§ The problem
Every line of the material is to be quoted verbatim, minus the pictures.

§ Material provided
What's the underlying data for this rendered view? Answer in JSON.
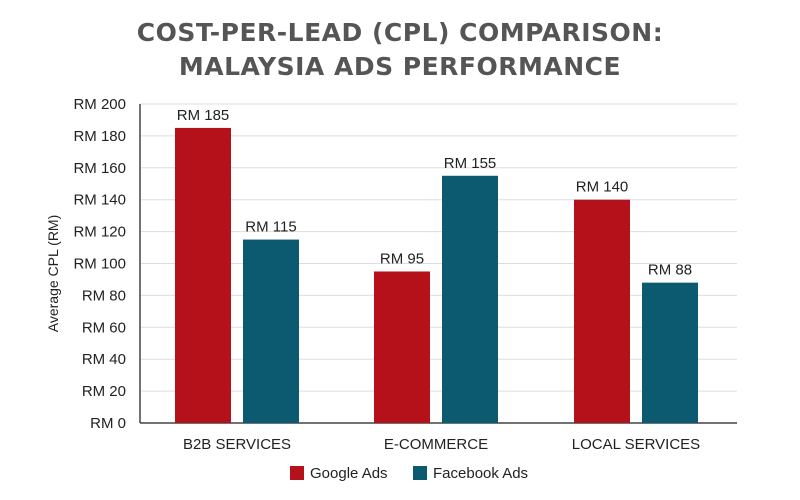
{
  "title_line1": "COST-PER-LEAD (CPL) COMPARISON:",
  "title_line2": "MALAYSIA ADS PERFORMANCE",
  "colors": {
    "google": "#b5111b",
    "facebook": "#0c5a70",
    "grid": "#dddddd",
    "axis": "#444444"
  },
  "chart_data": {
    "type": "bar",
    "title": "COST-PER-LEAD (CPL) COMPARISON: MALAYSIA ADS PERFORMANCE",
    "xlabel": "",
    "ylabel": "Average CPL (RM)",
    "ylim": [
      0,
      200
    ],
    "y_ticks": [
      0,
      20,
      40,
      60,
      80,
      100,
      120,
      140,
      160,
      180,
      200
    ],
    "y_tick_prefix": "RM ",
    "grid": true,
    "legend_position": "bottom",
    "categories": [
      "B2B SERVICES",
      "E-COMMERCE",
      "LOCAL SERVICES"
    ],
    "series": [
      {
        "name": "Google Ads",
        "values": [
          185,
          95,
          140
        ],
        "labels": [
          "RM 185",
          "RM 95",
          "RM 140"
        ]
      },
      {
        "name": "Facebook Ads",
        "values": [
          115,
          155,
          88
        ],
        "labels": [
          "RM 115",
          "RM 155",
          "RM 88"
        ]
      }
    ]
  }
}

§ Exercise output
What's the underlying data for this rendered view? Answer in JSON.
{
  "title_line1": "COST-PER-LEAD (CPL) COMPARISON:",
  "title_line2": "MALAYSIA ADS PERFORMANCE",
  "colors": {
    "google": "#b5111b",
    "facebook": "#0c5a70",
    "grid": "#dddddd",
    "axis": "#444444"
  },
  "chart_data": {
    "type": "bar",
    "title": "COST-PER-LEAD (CPL) COMPARISON: MALAYSIA ADS PERFORMANCE",
    "xlabel": "",
    "ylabel": "Average CPL (RM)",
    "ylim": [
      0,
      200
    ],
    "y_ticks": [
      0,
      20,
      40,
      60,
      80,
      100,
      120,
      140,
      160,
      180,
      200
    ],
    "y_tick_prefix": "RM ",
    "grid": true,
    "legend_position": "bottom",
    "categories": [
      "B2B SERVICES",
      "E-COMMERCE",
      "LOCAL SERVICES"
    ],
    "series": [
      {
        "name": "Google Ads",
        "values": [
          185,
          95,
          140
        ],
        "labels": [
          "RM 185",
          "RM 95",
          "RM 140"
        ]
      },
      {
        "name": "Facebook Ads",
        "values": [
          115,
          155,
          88
        ],
        "labels": [
          "RM 115",
          "RM 155",
          "RM 88"
        ]
      }
    ]
  }
}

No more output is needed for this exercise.